Task
Pick out each line with the word "button" from the material that follows.

=== Record extracts ===

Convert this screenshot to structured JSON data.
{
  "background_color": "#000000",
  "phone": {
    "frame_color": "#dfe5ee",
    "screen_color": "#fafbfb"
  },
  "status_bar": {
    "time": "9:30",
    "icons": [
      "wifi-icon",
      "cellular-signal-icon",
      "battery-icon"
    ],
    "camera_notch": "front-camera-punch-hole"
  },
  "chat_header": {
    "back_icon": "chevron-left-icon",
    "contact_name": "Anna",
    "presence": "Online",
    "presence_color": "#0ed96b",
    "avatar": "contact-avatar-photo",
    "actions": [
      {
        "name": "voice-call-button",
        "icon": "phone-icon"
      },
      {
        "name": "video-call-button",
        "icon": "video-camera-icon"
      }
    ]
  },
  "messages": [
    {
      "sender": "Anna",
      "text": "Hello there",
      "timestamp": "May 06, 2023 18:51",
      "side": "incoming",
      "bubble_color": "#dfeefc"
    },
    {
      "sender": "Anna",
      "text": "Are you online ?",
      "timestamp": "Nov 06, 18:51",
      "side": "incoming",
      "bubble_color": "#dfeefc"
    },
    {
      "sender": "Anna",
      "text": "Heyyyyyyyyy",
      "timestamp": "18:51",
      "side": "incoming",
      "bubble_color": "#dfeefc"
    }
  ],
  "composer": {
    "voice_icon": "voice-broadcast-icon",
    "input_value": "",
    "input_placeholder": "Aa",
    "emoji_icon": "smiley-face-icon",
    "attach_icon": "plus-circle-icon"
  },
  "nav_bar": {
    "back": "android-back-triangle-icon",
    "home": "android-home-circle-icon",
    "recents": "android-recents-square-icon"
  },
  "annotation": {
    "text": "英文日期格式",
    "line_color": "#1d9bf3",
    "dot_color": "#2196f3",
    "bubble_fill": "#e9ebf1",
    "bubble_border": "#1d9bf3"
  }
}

===

Correct result
        "name": "voice-call-button",
        "name": "video-call-button",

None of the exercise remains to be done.